_What you are asked to do_
Set down all of the entries word for word, omitting the images they contain.
── Material for the task
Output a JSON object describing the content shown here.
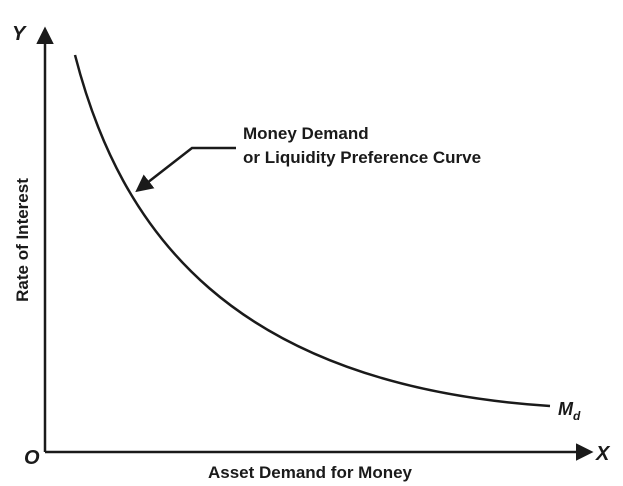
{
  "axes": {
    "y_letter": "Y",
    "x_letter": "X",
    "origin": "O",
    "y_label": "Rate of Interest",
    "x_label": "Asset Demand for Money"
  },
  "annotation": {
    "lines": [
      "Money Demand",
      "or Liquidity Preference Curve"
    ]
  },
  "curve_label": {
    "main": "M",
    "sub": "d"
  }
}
────
_Written solution_
Output a JSON object describing the content shown here.
{
  "axes": {
    "y_letter": "Y",
    "x_letter": "X",
    "origin": "O",
    "y_label": "Rate of Interest",
    "x_label": "Asset Demand for Money"
  },
  "annotation": {
    "lines": [
      "Money Demand",
      "or Liquidity Preference Curve"
    ]
  },
  "curve_label": {
    "main": "M",
    "sub": "d"
  }
}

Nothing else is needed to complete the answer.